RAW RECORDS >>

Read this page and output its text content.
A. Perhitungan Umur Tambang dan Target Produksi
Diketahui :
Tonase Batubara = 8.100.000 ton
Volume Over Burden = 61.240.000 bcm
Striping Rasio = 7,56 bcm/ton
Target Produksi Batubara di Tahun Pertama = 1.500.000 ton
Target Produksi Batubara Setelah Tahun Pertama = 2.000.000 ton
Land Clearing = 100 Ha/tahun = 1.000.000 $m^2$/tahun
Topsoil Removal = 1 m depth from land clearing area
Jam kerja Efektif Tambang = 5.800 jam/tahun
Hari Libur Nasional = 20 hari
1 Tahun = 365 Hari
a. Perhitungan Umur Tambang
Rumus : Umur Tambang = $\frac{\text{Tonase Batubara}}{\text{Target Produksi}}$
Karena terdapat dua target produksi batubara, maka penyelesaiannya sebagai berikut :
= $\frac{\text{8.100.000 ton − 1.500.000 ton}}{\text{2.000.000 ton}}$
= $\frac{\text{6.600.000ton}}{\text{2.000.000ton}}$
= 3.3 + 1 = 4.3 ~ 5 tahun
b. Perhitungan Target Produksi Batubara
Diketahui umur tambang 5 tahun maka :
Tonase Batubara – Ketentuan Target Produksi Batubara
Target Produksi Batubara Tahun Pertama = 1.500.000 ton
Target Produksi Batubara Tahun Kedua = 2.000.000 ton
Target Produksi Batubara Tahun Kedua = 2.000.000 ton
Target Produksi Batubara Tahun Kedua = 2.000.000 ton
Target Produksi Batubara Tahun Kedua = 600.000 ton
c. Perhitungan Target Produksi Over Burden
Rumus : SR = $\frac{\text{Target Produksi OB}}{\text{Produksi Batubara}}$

EXERCISE REQUIREMENTS >> Locate the word "Hari" in the data above. Copy every line carrying it.

REPLY >>
Hari Libur Nasional = 20 hari
1 Tahun = 365 Hari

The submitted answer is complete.